• What you have to do: Among the lines below, list those containing the string "为保障城镇用水".

Data excerpts:

—————

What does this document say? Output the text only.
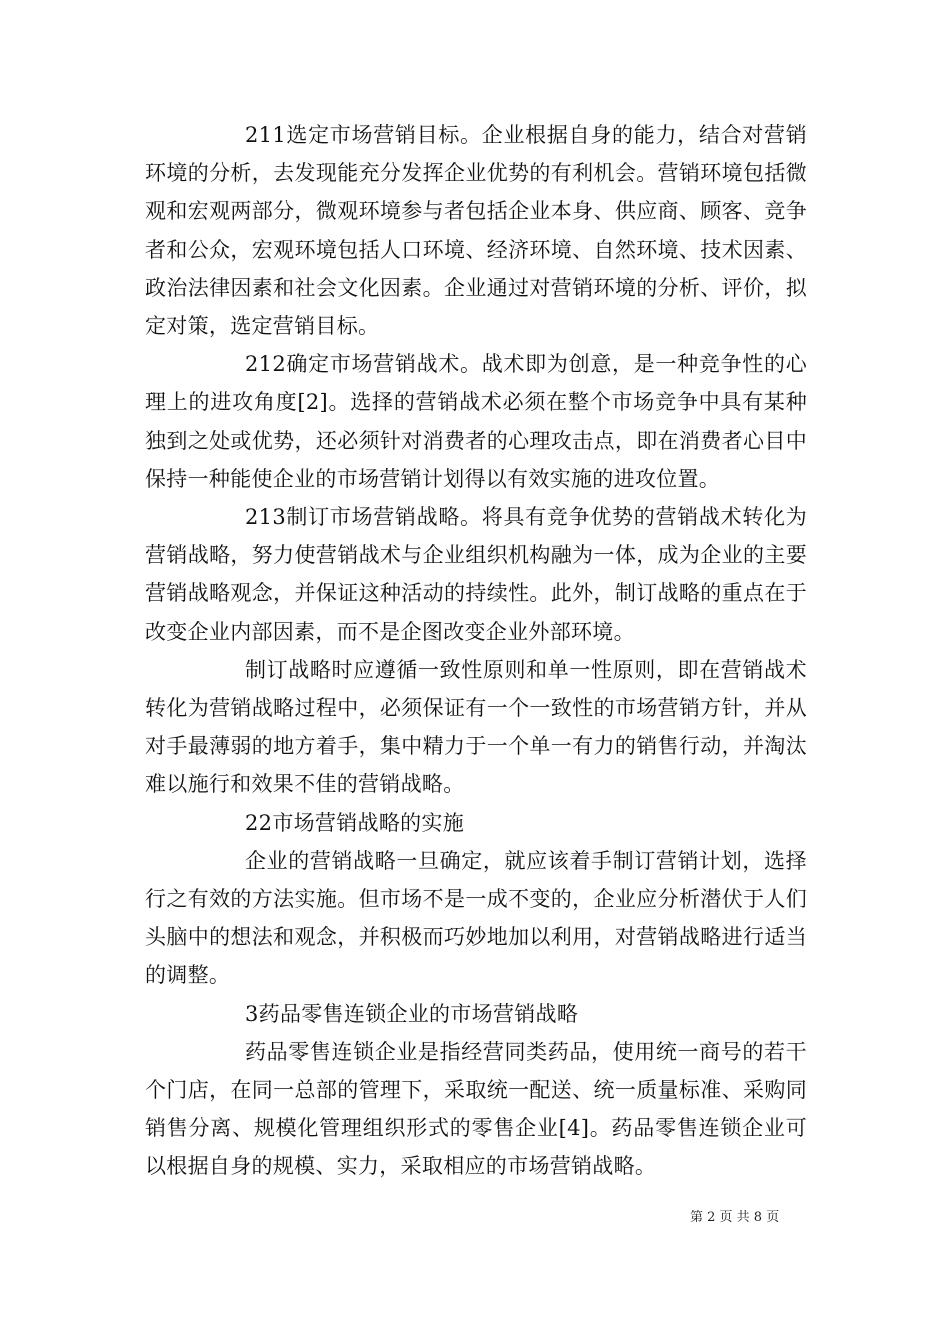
211选定市场营销目标。企业根据自身的能力，结合对营销环境的分析，去发现能充分发挥企业优势的有利机会。营销环境包括微观和宏观两部分，微观环境参与者包括企业本身、供应商、顾客、竞争者和公众，宏观环境包括人口环境、经济环境、自然环境、技术因素、政治法律因素和社会文化因素。企业通过对营销环境的分析、评价，拟定对策，选定营销目标。

212确定市场营销战术。战术即为创意，是一种竞争性的心理上的进攻角度[2]。选择的营销战术必须在整个市场竞争中具有某种独到之处或优势，还必须针对消费者的心理攻击点，即在消费者心目中保持一种能使企业的市场营销计划得以有效实施的进攻位置。

213制订市场营销战略。将具有竞争优势的营销战术转化为营销战略，努力使营销战术与企业组织机构融为一体，成为企业的主要营销战略观念，并保证这种活动的持续性。此外，制订战略的重点在于改变企业内部因素，而不是企图改变企业外部环境。

制订战略时应遵循一致性原则和单一性原则，即在营销战术转化为营销战略过程中，必须保证有一个一致性的市场营销方针，并从对手最薄弱的地方着手，集中精力于一个单一有力的销售行动，并淘汰难以施行和效果不佳的营销战略。

22市场营销战略的实施

企业的营销战略一旦确定，就应该着手制订营销计划，选择行之有效的方法实施。但市场不是一成不变的，企业应分析潜伏于人们头脑中的想法和观念，并积极而巧妙地加以利用，对营销战略进行适当的调整。

3药品零售连锁企业的市场营销战略

药品零售连锁企业是指经营同类药品，使用统一商号的若干个门店，在同一总部的管理下，采取统一配送、统一质量标准、采购同销售分离、规模化管理组织形式的零售企业[4]。药品零售连锁企业可以根据自身的规模、实力，采取相应的市场营销战略。

第 2 页 共 8 页
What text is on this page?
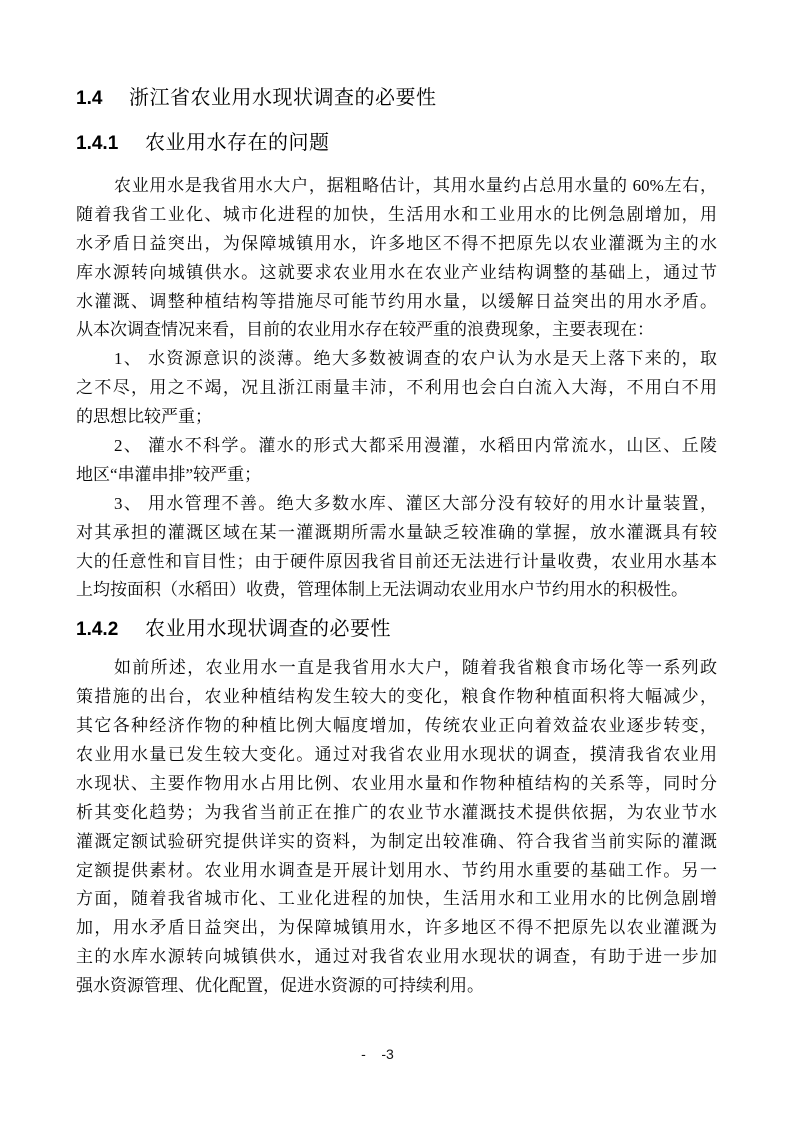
1.4	浙江省农业用水现状调查的必要性
1.4.1	农业用水存在的问题
农业用水是我省用水大户，据粗略估计，其用水量约占总用水量的 60%左右，
随着我省工业化、城市化进程的加快，生活用水和工业用水的比例急剧增加，用
水矛盾日益突出，为保障城镇用水，许多地区不得不把原先以农业灌溉为主的水
库水源转向城镇供水。这就要求农业用水在农业产业结构调整的基础上，通过节
水灌溉、调整种植结构等措施尽可能节约用水量，以缓解日益突出的用水矛盾。
从本次调查情况来看，目前的农业用水存在较严重的浪费现象，主要表现在：
1、 水资源意识的淡薄。绝大多数被调查的农户认为水是天上落下来的，取
之不尽，用之不竭，况且浙江雨量丰沛，不利用也会白白流入大海，不用白不用
的思想比较严重；
2、 灌水不科学。灌水的形式大都采用漫灌，水稻田内常流水，山区、丘陵
地区“串灌串排”较严重；
3、 用水管理不善。绝大多数水库、灌区大部分没有较好的用水计量装置，
对其承担的灌溉区域在某一灌溉期所需水量缺乏较准确的掌握，放水灌溉具有较
大的任意性和盲目性；由于硬件原因我省目前还无法进行计量收费，农业用水基本
上均按面积（水稻田）收费，管理体制上无法调动农业用水户节约用水的积极性。
1.4.2	农业用水现状调查的必要性
如前所述，农业用水一直是我省用水大户，随着我省粮食市场化等一系列政
策措施的出台，农业种植结构发生较大的变化，粮食作物种植面积将大幅减少，
其它各种经济作物的种植比例大幅度增加，传统农业正向着效益农业逐步转变，
农业用水量已发生较大变化。通过对我省农业用水现状的调查，摸清我省农业用
水现状、主要作物用水占用比例、农业用水量和作物种植结构的关系等，同时分
析其变化趋势；为我省当前正在推广的农业节水灌溉技术提供依据，为农业节水
灌溉定额试验研究提供详实的资料，为制定出较准确、符合我省当前实际的灌溉
定额提供素材。农业用水调查是开展计划用水、节约用水重要的基础工作。另一
方面，随着我省城市化、工业化进程的加快，生活用水和工业用水的比例急剧增
加，用水矛盾日益突出，为保障城镇用水，许多地区不得不把原先以农业灌溉为
主的水库水源转向城镇供水，通过对我省农业用水现状的调查，有助于进一步加
强水资源管理、优化配置，促进水资源的可持续利用。
-    -3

—————

• Response to this task:
水矛盾日益突出，为保障城镇用水，许多地区不得不把原先以农业灌溉为主的水
加，用水矛盾日益突出，为保障城镇用水，许多地区不得不把原先以农业灌溉为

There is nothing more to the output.